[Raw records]
+++
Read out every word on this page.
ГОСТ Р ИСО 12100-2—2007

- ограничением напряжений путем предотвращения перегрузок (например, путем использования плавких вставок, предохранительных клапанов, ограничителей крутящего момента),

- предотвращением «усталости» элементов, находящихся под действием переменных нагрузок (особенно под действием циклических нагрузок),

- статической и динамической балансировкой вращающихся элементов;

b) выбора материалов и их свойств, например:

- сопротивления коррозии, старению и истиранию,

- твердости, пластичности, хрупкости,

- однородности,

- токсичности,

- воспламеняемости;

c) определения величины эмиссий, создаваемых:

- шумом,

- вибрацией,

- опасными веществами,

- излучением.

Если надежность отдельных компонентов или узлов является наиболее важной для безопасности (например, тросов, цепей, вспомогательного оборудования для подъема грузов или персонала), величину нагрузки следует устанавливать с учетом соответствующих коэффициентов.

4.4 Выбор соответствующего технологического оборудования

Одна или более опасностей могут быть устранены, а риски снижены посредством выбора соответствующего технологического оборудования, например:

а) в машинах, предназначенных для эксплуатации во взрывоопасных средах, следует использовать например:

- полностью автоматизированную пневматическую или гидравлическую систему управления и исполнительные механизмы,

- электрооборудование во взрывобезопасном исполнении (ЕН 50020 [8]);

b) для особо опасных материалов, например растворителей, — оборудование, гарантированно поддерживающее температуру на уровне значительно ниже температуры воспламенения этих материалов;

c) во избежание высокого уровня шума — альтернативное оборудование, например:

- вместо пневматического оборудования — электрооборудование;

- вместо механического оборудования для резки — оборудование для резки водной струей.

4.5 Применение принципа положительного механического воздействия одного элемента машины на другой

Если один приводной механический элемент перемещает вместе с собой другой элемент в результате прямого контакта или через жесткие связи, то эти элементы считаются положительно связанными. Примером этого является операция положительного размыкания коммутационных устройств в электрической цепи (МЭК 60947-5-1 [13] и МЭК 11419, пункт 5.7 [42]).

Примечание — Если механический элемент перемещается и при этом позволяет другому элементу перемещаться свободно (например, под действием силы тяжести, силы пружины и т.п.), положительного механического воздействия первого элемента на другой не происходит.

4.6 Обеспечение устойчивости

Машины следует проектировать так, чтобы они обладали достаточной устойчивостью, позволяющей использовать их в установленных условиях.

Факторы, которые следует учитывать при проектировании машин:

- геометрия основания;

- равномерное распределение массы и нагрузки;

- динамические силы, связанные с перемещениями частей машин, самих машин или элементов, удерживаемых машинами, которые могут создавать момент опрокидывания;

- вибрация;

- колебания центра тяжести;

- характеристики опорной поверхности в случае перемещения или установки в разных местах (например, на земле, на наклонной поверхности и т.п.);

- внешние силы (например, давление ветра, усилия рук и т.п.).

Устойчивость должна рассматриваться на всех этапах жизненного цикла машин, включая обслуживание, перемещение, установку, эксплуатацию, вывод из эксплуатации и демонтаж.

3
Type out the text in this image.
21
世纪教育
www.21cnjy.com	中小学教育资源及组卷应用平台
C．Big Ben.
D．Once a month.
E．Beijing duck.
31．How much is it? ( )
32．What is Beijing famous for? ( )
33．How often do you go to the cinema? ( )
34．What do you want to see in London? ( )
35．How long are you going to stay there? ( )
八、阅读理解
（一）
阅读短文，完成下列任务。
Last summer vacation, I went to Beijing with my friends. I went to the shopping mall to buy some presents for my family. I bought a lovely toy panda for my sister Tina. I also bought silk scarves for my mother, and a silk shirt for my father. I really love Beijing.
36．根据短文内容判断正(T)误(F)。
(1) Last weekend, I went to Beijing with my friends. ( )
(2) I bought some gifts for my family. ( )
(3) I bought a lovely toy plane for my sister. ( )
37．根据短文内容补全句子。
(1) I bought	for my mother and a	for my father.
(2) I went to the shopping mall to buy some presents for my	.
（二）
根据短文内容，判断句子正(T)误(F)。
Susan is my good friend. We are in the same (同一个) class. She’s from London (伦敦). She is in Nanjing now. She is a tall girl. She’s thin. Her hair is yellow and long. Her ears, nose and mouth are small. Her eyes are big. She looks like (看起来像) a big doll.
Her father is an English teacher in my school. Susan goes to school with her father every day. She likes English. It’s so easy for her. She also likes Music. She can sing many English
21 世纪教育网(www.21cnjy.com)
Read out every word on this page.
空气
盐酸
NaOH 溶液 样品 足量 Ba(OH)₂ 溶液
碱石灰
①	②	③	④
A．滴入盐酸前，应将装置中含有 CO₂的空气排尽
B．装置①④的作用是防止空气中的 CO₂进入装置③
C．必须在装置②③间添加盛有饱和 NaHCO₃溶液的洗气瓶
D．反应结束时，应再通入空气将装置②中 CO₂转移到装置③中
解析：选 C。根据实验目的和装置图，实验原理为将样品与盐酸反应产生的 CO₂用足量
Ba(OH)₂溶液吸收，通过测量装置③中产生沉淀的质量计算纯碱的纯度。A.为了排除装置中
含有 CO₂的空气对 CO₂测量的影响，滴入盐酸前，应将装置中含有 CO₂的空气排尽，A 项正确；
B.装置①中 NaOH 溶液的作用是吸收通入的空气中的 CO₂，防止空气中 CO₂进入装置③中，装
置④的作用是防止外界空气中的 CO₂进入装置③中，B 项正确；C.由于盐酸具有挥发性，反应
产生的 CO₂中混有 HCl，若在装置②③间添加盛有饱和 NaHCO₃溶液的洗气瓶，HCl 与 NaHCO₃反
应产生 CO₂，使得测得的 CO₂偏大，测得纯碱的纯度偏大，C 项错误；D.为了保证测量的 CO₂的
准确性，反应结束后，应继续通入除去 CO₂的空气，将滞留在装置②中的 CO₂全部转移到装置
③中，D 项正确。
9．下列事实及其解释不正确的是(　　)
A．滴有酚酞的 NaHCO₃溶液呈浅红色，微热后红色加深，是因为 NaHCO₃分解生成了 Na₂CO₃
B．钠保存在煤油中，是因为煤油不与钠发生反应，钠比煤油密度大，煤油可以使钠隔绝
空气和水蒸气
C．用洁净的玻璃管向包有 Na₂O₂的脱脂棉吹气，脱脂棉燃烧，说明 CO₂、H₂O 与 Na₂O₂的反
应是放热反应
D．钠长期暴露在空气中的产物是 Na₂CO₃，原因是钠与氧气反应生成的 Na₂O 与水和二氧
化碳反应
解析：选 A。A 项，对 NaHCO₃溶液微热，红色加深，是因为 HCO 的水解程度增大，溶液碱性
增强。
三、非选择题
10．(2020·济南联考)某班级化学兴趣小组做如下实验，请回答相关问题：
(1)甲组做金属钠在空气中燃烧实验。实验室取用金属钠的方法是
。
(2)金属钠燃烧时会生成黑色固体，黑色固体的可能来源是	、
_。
+++
§ **Exercise instructions**: In the records above, find the lines containing "NaHCO₃溶液的洗气瓶" and copy them.

§ **Task solution**:
C．必须在装置②③间添加盛有饱和 NaHCO₃溶液的洗气瓶
产生的 CO₂中混有 HCl，若在装置②③间添加盛有饱和 NaHCO₃溶液的洗气瓶，HCl 与 NaHCO₃反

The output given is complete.